— Start of Data extract —

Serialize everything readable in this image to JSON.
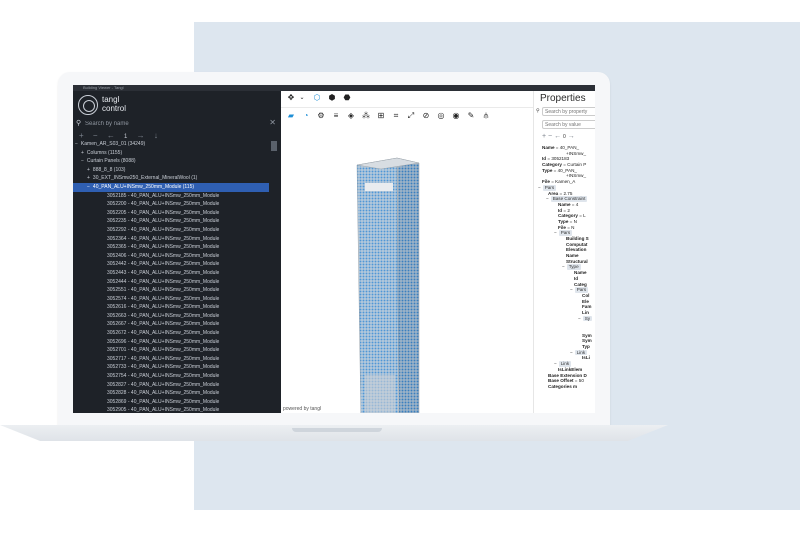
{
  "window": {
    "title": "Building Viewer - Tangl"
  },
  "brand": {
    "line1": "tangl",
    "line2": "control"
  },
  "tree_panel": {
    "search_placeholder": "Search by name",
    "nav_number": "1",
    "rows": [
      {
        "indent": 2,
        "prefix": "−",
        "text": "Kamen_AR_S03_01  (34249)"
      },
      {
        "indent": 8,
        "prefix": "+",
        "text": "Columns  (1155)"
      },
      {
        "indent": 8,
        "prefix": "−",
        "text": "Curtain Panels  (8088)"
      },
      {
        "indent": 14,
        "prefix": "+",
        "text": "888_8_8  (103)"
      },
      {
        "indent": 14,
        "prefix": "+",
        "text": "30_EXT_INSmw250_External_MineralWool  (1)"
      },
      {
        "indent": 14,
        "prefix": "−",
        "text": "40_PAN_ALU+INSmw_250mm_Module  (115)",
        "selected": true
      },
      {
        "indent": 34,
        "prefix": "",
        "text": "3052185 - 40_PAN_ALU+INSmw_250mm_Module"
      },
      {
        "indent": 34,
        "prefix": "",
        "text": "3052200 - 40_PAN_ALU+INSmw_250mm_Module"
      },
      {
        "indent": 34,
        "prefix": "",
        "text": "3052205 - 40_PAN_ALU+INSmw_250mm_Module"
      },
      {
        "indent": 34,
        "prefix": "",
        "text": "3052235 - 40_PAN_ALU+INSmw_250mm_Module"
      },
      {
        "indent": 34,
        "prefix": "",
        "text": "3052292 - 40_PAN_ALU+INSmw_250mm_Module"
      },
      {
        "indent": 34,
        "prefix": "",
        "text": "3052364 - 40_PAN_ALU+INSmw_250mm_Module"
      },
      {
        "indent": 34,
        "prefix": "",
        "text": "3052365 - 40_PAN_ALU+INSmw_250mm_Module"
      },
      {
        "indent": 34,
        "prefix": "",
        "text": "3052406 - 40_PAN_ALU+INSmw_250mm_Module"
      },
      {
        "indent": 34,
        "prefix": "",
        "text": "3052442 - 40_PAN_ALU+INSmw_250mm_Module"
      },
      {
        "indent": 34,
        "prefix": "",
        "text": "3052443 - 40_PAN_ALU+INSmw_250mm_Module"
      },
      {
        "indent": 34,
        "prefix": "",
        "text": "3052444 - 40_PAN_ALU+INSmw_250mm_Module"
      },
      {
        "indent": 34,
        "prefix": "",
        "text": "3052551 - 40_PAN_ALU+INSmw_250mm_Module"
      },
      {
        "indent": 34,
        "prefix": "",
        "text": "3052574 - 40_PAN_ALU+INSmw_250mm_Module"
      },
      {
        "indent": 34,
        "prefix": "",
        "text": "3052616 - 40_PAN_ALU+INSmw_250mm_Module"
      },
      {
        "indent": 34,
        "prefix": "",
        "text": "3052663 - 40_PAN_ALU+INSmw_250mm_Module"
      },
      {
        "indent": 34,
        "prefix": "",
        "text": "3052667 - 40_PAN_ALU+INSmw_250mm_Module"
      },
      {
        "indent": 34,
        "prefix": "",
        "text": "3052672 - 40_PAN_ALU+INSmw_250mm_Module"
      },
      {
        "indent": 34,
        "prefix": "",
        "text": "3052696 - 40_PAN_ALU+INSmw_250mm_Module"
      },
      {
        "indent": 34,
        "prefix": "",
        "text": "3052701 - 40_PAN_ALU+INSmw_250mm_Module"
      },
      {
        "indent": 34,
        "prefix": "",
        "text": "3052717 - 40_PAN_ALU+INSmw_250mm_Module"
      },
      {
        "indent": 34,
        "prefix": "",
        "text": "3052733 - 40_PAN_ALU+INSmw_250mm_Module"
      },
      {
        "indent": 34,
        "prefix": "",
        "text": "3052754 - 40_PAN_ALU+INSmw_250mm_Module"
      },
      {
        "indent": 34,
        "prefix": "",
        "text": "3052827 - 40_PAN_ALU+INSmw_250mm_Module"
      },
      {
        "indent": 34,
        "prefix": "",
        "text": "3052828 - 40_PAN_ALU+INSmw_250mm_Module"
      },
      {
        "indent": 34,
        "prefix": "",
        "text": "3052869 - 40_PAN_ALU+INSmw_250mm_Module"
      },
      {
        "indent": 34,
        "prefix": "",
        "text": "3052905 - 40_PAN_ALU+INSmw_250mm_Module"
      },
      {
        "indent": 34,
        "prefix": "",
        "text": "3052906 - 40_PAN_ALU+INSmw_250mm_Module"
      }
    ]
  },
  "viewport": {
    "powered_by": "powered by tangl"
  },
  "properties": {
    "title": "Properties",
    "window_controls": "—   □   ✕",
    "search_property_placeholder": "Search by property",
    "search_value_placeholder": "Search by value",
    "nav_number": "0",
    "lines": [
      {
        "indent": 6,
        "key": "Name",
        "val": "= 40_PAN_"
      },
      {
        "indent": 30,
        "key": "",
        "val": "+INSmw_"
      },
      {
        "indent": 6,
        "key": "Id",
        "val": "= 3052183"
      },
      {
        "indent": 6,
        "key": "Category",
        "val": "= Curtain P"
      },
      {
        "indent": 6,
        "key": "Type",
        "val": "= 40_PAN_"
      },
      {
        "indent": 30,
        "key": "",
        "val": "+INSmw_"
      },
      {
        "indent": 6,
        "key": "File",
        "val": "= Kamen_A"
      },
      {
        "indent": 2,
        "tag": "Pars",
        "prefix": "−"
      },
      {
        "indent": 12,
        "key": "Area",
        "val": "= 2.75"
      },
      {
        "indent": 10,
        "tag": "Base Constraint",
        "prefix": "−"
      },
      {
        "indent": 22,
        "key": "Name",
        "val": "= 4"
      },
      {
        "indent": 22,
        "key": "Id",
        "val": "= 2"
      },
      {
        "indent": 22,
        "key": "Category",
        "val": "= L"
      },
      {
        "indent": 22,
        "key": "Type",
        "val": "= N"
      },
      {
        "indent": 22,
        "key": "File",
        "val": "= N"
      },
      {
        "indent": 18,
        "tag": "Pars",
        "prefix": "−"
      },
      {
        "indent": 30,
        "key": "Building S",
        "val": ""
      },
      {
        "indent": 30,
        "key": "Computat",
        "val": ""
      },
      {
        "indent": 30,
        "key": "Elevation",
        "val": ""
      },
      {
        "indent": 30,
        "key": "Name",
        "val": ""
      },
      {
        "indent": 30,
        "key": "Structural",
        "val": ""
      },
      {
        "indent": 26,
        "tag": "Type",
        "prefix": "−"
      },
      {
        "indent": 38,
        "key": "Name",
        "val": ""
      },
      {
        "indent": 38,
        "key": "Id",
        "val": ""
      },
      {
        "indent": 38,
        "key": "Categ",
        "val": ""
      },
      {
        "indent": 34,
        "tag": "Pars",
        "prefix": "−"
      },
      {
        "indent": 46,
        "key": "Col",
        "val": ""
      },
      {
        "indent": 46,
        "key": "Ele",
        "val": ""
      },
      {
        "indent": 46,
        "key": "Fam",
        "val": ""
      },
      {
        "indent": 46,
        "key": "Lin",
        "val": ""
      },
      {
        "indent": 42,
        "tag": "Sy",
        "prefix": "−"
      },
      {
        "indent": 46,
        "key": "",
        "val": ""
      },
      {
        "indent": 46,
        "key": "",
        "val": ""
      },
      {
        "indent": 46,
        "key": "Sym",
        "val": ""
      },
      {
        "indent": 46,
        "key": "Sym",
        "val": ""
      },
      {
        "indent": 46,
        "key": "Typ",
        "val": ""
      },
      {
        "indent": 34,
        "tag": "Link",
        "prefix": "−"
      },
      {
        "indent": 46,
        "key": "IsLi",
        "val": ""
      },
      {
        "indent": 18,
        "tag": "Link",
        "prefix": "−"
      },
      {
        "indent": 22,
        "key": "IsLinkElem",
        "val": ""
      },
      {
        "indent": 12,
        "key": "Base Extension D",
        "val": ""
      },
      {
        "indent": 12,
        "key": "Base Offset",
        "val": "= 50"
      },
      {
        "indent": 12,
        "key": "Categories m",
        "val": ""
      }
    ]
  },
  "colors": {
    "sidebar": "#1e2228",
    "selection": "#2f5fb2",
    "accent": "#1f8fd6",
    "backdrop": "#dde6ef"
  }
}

— End of Data extract —

Find and copy each line above that includes the string "Curtain".

        "text": "Curtain Panels  (8088)"
        "val": "= Curtain P"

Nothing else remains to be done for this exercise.